Exercise details – Say how many lines include the word "протоколы", using only a number.

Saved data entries
=======
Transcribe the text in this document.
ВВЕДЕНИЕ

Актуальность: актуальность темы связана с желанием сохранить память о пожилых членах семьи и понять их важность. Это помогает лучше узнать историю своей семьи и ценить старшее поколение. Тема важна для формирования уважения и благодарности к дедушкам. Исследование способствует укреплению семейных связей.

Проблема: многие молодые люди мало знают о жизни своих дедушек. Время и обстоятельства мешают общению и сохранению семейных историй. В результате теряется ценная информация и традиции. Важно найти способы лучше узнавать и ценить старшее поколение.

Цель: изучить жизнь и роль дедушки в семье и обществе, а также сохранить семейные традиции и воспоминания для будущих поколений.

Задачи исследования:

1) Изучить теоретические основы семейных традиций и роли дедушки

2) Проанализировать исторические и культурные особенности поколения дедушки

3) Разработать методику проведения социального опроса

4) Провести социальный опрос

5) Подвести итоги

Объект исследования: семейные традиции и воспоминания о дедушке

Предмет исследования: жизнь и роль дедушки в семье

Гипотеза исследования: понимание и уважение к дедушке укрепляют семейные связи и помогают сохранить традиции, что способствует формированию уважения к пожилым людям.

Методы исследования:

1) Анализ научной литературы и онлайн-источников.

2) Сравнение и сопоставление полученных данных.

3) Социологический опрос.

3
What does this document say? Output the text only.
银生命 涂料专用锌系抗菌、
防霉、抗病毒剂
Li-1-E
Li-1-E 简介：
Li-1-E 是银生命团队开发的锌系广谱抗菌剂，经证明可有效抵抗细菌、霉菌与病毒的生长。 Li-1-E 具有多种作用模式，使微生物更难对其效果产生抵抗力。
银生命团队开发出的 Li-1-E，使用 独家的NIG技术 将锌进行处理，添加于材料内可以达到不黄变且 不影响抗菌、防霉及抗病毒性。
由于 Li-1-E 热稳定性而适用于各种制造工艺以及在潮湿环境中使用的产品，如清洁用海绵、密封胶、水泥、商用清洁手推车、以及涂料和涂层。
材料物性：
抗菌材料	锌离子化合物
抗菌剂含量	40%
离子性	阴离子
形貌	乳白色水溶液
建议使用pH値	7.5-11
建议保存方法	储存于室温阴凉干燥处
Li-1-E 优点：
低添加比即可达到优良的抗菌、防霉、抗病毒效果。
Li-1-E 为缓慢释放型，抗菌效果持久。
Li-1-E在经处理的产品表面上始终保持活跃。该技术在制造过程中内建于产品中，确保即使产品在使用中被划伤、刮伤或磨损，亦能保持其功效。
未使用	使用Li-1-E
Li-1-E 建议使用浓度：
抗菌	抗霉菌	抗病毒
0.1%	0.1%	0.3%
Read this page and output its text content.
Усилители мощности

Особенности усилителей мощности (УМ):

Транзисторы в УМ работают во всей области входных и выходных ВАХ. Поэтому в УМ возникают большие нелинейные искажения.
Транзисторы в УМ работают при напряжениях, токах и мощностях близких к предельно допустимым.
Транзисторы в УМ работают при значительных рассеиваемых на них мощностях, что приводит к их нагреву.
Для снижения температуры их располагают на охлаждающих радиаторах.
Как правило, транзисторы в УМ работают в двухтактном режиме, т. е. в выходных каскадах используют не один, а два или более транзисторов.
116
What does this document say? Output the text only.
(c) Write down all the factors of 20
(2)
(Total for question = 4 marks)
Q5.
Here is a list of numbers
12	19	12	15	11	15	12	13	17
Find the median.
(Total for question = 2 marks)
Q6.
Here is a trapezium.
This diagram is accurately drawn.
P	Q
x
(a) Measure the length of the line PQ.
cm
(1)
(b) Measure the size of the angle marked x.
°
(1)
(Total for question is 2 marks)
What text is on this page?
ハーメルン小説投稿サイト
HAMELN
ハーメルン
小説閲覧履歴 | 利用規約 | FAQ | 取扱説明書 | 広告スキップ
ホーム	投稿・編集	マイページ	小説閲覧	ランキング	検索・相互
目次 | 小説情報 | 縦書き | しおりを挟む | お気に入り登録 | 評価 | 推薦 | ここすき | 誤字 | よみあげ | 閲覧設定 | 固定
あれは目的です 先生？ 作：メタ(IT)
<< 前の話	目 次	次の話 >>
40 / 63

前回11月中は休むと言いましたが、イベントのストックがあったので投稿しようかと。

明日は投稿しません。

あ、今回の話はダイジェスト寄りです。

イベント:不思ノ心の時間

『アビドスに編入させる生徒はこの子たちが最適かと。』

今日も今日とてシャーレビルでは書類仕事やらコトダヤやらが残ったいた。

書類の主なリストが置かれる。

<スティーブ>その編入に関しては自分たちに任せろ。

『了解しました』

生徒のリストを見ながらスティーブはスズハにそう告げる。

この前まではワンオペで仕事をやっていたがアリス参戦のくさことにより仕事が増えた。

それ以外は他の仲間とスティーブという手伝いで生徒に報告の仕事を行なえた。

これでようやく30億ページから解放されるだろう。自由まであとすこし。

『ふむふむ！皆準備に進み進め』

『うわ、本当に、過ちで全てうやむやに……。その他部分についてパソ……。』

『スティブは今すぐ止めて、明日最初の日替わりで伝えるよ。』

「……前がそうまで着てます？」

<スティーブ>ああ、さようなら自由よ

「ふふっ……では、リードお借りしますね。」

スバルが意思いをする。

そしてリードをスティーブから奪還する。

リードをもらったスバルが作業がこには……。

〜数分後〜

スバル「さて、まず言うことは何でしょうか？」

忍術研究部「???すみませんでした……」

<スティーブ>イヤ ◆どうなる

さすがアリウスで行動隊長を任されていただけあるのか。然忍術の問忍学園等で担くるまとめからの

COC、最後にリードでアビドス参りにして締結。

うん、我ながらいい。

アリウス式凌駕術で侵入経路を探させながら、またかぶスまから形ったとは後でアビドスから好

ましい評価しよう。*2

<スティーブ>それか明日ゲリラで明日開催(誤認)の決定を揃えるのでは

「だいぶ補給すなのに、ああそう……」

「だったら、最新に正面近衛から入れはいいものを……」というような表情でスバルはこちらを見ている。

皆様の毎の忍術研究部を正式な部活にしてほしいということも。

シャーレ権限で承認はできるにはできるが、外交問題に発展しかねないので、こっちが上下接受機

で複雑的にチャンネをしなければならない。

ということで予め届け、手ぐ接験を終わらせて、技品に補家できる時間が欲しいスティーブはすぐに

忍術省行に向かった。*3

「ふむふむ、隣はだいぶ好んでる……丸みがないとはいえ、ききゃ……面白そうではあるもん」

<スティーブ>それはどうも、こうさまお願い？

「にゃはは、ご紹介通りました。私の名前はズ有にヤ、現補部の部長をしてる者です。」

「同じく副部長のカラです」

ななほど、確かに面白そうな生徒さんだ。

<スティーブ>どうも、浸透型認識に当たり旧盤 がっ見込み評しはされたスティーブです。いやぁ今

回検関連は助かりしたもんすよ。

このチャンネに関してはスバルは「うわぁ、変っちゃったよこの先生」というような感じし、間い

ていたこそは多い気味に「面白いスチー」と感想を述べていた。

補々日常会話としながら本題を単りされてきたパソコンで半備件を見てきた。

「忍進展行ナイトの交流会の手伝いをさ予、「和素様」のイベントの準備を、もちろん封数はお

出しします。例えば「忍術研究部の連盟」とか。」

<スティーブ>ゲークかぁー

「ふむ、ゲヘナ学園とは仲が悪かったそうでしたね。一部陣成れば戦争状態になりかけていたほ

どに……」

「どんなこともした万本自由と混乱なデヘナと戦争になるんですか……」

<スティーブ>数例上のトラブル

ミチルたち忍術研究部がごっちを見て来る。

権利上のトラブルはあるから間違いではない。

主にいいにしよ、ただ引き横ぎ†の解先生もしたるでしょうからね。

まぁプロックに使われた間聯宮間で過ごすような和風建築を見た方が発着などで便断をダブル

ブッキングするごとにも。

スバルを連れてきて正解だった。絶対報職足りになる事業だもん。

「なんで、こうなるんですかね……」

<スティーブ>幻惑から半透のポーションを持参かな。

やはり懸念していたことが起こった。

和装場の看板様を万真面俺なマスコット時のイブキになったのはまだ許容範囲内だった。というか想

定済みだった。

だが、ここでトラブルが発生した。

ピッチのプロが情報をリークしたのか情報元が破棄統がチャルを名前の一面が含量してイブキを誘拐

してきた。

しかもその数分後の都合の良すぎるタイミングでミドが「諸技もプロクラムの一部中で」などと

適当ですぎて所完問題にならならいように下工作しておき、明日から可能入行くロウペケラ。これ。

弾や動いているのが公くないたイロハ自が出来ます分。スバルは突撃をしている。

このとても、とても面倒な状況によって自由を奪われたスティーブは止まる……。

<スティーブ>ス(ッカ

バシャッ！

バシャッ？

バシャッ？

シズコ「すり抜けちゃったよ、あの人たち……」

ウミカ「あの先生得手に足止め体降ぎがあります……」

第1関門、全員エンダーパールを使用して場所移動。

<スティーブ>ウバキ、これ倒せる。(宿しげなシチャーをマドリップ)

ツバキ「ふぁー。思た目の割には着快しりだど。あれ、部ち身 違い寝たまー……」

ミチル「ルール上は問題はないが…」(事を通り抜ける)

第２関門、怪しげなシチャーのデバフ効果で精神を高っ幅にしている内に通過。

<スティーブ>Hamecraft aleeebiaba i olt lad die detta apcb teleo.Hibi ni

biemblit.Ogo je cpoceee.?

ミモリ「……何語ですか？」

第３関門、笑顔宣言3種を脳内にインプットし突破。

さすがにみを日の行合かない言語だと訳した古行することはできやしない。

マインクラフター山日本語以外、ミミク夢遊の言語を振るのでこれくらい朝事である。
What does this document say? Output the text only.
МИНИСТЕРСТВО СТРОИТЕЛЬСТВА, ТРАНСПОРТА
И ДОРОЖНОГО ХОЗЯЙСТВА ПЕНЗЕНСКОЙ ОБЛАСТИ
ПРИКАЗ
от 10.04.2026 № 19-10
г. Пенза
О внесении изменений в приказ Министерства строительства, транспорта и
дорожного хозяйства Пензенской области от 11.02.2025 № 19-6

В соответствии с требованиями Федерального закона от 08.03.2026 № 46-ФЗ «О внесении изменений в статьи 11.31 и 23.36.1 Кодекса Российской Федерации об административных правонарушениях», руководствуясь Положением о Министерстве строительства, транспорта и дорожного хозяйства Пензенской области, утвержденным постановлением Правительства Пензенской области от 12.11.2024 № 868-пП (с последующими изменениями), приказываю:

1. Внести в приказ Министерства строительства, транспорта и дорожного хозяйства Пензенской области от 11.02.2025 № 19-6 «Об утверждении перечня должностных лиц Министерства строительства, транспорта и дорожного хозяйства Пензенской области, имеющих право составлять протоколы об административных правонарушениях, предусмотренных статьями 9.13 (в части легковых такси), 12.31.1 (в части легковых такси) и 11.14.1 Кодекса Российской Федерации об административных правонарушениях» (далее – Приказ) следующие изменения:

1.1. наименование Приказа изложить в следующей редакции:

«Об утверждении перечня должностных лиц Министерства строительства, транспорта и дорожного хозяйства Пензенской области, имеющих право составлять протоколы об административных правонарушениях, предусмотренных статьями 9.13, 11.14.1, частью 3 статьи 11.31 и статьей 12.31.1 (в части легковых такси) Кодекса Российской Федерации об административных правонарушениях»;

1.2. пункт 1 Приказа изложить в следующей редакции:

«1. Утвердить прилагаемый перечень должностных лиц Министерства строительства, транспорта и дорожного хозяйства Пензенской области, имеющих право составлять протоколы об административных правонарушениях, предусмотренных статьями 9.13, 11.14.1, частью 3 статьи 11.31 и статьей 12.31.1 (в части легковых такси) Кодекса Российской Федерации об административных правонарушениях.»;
=======
Task output – 3